# GIVEN RECORDS start
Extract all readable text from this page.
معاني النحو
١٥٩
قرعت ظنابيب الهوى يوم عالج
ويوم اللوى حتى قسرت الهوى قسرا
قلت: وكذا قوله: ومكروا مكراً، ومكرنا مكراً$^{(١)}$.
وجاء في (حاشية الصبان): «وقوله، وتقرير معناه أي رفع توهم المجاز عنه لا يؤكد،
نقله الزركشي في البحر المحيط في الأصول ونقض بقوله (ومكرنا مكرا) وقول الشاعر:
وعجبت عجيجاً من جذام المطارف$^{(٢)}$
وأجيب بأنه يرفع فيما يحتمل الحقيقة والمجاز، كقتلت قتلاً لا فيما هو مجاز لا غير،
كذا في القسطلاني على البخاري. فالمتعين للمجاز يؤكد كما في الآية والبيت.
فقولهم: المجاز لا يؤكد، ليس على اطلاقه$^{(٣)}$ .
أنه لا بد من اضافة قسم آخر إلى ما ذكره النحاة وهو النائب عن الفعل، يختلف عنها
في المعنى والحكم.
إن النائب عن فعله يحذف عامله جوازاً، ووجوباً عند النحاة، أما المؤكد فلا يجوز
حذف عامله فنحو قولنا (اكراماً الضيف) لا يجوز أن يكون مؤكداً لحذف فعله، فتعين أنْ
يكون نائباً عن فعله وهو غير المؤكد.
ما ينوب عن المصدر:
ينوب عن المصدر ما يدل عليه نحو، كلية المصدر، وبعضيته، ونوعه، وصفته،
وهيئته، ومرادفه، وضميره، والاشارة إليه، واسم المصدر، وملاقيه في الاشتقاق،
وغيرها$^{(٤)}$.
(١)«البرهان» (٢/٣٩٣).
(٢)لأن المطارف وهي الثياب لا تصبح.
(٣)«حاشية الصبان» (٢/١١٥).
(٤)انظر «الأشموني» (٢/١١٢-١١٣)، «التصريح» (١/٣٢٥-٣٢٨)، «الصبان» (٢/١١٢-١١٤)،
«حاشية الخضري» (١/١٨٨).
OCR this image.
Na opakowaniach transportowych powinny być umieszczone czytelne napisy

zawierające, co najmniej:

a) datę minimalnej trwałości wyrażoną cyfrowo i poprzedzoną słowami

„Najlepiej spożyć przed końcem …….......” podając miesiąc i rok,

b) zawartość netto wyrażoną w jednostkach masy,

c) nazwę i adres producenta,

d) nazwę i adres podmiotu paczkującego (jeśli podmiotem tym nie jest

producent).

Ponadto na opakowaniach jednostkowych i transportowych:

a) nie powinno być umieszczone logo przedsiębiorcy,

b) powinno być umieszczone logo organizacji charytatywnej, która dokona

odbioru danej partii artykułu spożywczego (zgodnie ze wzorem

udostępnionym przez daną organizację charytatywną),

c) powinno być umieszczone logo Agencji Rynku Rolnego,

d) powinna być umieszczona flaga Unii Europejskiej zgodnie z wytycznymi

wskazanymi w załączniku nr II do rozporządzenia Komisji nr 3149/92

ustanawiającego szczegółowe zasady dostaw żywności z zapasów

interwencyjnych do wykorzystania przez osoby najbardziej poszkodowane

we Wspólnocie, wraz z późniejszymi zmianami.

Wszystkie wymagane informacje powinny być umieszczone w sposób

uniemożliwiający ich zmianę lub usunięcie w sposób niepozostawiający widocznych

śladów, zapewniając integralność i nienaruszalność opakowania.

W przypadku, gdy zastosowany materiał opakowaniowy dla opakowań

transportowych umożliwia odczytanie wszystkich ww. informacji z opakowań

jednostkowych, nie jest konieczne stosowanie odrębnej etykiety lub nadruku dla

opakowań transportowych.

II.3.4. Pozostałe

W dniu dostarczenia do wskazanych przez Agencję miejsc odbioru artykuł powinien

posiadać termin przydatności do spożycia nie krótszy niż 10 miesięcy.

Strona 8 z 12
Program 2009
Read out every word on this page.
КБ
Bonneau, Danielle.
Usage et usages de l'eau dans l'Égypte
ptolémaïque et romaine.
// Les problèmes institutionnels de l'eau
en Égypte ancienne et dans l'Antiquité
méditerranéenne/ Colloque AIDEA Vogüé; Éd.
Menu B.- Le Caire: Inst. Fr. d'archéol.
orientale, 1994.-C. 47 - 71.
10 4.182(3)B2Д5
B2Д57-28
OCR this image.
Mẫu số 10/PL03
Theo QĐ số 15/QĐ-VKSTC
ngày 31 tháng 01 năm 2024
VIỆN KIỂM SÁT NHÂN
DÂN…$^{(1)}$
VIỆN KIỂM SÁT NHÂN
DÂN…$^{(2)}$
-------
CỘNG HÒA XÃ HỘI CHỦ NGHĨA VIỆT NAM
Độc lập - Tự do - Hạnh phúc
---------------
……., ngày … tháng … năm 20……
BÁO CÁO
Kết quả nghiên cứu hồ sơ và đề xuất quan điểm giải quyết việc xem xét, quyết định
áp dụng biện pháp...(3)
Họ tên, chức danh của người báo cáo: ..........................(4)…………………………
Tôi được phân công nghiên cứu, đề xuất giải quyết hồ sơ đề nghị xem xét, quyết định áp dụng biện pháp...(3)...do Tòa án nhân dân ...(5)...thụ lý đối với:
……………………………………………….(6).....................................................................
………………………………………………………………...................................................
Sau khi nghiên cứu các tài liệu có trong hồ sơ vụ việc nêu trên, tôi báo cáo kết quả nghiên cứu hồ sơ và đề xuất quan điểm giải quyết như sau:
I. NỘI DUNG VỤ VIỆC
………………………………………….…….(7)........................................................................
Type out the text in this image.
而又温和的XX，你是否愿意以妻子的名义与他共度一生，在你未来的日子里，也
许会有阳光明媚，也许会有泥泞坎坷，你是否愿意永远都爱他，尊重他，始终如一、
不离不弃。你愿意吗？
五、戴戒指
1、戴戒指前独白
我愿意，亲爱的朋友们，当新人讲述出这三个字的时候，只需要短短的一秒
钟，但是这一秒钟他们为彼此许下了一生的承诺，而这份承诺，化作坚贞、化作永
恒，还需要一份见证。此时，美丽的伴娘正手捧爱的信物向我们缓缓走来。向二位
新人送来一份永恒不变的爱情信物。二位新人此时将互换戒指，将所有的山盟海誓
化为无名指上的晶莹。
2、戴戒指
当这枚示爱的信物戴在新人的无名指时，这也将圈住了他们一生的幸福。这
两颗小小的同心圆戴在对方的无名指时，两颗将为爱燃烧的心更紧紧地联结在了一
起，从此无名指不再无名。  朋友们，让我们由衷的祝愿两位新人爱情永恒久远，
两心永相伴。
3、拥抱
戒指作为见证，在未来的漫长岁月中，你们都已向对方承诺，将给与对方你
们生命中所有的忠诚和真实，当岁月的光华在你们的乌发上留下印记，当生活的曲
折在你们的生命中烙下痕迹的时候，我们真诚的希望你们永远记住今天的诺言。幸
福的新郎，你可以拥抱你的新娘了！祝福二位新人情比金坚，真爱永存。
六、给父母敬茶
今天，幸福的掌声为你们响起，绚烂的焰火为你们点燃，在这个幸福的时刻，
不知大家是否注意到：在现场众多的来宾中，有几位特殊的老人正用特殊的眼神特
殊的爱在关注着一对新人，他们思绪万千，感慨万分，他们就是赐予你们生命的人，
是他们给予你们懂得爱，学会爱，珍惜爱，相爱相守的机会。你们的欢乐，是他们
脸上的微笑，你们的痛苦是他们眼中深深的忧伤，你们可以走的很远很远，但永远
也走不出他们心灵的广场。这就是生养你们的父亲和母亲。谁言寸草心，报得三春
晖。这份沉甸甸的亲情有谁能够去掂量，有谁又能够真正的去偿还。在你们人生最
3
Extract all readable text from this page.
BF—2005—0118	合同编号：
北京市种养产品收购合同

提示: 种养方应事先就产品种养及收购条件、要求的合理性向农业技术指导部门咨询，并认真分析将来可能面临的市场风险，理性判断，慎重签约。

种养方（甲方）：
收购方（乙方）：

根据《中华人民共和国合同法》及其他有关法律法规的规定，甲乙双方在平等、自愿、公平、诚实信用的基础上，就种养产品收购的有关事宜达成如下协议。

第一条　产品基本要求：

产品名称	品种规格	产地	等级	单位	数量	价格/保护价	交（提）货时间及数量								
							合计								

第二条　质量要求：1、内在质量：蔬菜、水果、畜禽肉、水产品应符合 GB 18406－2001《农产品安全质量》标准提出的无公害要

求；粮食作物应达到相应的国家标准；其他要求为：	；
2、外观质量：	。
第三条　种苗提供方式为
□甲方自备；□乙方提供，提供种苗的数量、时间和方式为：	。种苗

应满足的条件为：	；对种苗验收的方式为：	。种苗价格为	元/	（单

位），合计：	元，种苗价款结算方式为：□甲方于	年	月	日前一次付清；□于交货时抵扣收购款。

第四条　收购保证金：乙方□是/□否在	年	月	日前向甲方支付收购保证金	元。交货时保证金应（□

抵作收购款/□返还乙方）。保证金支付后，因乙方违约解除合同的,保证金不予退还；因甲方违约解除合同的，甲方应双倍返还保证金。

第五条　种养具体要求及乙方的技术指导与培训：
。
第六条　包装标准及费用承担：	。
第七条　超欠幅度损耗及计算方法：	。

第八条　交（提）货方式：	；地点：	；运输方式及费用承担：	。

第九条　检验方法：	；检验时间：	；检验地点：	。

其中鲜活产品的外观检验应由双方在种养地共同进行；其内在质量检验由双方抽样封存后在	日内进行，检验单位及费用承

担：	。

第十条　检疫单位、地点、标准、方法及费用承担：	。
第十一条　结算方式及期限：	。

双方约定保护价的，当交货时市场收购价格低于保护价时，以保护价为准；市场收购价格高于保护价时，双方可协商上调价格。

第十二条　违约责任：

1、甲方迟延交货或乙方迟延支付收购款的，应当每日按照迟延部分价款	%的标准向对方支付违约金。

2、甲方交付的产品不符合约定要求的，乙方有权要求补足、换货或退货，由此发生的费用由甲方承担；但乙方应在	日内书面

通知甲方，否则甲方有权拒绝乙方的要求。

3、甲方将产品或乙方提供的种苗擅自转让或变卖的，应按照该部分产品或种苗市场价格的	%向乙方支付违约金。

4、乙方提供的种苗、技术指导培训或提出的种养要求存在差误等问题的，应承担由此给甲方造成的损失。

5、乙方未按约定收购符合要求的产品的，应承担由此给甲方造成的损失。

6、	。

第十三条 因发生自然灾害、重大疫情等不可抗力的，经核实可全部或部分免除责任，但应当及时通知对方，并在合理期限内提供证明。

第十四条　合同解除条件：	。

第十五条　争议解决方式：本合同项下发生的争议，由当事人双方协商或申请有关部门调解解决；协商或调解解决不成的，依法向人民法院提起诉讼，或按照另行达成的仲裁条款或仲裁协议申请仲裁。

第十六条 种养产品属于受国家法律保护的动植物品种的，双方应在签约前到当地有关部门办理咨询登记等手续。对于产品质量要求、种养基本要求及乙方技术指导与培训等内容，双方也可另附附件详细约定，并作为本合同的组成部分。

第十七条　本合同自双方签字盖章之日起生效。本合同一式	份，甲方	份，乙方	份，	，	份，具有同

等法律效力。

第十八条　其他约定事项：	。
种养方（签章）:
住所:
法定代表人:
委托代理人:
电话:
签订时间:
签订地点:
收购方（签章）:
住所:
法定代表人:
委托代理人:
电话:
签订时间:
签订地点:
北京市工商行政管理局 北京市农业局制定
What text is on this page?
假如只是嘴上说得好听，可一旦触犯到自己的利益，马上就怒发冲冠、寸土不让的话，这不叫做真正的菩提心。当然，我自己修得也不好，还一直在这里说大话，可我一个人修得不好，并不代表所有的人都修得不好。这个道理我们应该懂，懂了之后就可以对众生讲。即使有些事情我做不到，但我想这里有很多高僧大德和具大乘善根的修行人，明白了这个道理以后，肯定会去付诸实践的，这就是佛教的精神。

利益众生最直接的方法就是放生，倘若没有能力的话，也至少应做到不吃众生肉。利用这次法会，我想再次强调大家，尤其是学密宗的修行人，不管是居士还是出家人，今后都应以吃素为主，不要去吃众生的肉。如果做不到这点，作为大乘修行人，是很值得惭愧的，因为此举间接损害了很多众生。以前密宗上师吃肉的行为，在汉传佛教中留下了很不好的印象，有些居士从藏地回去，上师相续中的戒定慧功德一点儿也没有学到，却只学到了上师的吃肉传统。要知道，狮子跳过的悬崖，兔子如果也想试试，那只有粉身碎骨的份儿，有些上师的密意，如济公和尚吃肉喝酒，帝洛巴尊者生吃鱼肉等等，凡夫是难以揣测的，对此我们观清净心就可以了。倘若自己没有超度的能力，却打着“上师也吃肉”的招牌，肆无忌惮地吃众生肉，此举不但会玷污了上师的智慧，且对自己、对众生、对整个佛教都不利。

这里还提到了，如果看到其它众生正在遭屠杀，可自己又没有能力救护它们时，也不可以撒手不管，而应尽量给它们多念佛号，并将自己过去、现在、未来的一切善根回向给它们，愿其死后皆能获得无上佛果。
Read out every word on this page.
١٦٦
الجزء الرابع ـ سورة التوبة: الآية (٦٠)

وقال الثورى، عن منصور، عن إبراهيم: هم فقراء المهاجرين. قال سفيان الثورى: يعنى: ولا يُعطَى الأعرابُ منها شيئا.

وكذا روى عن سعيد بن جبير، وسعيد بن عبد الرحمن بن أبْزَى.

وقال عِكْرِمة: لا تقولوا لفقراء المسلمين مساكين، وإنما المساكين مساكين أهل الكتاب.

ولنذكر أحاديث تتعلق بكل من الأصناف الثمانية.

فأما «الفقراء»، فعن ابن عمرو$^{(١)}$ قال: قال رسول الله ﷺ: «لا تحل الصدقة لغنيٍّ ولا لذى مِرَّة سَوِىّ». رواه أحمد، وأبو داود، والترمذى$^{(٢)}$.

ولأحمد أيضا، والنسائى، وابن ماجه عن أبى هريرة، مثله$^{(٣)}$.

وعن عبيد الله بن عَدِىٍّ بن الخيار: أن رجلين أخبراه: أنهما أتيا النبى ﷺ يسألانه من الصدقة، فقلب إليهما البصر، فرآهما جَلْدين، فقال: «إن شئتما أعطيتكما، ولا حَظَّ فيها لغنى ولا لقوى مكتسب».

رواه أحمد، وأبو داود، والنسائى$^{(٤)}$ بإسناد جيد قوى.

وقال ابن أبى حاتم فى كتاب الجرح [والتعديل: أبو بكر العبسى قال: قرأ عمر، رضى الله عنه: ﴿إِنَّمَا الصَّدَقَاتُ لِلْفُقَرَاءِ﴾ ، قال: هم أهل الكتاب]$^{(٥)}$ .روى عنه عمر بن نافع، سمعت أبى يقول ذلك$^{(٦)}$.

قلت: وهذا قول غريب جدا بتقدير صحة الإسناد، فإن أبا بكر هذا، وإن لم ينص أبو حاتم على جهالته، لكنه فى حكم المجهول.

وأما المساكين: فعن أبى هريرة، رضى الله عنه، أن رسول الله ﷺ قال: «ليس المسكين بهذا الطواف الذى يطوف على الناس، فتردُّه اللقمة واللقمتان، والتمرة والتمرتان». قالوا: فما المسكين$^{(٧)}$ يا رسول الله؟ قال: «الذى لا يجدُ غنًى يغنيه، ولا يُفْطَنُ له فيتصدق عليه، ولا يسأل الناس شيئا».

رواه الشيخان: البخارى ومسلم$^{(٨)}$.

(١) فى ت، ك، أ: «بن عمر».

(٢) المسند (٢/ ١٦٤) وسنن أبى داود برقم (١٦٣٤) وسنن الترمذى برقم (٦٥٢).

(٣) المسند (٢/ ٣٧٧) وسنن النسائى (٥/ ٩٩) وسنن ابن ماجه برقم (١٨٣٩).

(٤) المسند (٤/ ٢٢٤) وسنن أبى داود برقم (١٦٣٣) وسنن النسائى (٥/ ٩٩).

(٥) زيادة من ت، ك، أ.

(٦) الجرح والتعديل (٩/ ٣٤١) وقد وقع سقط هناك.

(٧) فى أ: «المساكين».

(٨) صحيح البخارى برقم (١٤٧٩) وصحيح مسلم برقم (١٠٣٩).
# GIVEN RECORDS end
**WHAT YOU NEED TO DO**: Say, as a single number and nothing more, how many lines of the entries contain the word "رسول".

**PROBLEM SOLUTION**: 2